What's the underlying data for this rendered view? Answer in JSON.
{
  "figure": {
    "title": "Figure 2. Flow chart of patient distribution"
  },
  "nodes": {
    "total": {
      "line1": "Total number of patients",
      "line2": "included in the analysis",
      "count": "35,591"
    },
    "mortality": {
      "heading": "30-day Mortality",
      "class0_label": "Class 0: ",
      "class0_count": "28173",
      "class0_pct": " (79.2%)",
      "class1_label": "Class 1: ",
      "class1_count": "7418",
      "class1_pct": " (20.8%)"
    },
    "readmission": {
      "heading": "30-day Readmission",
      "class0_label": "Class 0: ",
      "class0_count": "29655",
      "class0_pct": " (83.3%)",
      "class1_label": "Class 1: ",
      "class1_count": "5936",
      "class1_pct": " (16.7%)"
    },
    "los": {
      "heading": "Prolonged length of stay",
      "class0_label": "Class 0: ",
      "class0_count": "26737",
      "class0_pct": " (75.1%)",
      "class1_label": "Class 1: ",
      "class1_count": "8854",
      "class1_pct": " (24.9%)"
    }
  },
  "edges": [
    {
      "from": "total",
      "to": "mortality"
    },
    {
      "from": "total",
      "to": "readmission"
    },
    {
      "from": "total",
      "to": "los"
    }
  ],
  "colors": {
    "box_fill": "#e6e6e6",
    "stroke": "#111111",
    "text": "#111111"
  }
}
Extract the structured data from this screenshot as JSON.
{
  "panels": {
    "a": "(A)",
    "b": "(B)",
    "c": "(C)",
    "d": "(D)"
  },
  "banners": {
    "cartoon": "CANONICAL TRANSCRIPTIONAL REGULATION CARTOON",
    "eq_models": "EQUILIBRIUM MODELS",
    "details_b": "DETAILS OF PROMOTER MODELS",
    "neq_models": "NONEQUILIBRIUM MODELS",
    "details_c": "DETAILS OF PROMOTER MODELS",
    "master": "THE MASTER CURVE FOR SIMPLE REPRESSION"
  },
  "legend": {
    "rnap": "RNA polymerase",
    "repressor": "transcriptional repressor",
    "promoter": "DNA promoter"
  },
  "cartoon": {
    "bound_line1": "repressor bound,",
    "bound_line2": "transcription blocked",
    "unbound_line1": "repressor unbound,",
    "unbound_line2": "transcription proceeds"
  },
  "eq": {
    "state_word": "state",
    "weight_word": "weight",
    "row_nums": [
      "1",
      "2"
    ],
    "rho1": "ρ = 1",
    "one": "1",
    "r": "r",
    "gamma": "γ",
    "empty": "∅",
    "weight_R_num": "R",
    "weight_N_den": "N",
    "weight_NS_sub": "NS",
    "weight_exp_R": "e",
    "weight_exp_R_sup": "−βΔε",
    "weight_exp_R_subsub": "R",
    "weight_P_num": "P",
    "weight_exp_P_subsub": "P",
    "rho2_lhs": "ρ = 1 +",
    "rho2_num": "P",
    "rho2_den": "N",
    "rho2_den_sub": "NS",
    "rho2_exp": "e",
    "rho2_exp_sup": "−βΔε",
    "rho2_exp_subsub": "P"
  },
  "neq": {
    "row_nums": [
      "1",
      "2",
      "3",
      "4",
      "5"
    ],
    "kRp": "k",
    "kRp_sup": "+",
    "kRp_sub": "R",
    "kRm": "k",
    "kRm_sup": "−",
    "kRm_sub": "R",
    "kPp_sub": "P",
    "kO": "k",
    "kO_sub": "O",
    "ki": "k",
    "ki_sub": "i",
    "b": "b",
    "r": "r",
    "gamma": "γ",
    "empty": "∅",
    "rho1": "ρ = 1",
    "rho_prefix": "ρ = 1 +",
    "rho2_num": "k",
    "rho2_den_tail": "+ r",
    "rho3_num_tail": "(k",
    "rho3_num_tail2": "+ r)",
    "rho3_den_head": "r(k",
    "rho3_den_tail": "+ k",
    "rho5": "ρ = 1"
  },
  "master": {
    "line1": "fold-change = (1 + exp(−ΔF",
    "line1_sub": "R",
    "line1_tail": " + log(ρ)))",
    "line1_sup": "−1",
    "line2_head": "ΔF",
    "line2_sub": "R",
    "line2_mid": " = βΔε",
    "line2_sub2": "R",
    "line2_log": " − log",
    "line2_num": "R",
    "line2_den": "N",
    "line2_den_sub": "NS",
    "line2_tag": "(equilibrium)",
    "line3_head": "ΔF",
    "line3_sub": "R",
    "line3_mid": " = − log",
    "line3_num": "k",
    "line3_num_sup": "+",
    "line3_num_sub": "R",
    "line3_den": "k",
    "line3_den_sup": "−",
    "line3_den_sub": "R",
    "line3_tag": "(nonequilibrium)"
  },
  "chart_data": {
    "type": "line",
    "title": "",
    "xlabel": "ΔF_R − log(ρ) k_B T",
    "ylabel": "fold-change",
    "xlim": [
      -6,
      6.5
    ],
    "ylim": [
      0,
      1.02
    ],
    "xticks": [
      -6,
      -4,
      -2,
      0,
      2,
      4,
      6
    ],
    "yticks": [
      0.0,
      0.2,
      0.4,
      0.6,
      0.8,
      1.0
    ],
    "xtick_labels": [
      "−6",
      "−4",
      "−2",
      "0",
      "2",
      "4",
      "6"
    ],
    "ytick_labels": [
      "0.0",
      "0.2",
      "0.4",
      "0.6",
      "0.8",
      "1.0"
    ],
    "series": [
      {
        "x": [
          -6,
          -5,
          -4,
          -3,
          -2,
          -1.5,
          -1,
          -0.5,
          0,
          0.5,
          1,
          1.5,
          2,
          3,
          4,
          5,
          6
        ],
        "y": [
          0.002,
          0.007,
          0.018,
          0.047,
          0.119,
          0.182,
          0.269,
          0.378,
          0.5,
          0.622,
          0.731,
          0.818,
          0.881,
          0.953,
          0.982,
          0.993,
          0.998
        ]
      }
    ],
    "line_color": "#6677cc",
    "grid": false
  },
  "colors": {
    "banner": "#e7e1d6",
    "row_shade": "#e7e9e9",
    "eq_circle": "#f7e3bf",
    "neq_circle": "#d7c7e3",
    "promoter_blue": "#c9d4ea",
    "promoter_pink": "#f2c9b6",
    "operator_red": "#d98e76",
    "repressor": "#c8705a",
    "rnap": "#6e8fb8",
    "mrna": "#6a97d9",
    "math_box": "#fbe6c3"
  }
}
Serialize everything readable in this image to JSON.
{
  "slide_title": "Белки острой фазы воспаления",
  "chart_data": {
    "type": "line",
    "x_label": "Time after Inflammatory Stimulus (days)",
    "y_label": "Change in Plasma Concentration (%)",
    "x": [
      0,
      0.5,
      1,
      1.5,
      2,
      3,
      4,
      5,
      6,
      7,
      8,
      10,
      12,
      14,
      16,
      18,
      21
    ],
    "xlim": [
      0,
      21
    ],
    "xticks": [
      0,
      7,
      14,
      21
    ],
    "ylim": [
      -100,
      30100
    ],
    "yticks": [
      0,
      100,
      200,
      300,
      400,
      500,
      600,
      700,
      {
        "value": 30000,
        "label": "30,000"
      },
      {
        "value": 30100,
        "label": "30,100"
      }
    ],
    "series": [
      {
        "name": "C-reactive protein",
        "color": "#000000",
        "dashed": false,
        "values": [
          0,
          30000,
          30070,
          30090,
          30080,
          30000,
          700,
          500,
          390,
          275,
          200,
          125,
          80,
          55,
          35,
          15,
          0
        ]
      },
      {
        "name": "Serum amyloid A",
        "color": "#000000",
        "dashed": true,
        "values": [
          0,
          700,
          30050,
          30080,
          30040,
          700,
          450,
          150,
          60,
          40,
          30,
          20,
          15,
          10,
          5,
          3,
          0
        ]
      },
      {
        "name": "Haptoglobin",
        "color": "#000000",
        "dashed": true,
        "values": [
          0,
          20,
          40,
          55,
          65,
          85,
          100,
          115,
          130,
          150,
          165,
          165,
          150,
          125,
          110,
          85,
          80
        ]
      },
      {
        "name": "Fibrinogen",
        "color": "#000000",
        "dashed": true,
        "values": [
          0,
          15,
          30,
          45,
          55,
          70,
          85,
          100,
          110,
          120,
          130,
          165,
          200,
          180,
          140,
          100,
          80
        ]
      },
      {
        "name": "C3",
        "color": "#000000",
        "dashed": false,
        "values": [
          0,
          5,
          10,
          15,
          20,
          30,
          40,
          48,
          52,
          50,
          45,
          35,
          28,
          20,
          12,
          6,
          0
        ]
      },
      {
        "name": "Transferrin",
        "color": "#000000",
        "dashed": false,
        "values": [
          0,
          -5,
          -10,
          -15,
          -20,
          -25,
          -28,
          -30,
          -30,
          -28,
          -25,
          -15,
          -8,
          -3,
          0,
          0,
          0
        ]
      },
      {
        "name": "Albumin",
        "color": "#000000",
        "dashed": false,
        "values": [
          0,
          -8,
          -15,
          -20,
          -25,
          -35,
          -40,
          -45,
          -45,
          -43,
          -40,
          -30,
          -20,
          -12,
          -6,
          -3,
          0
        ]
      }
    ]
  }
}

*Instructions for the task*
Your reply must be one number: the count of lines in the records above that contain the string "DETAILS".

*Answer area*
2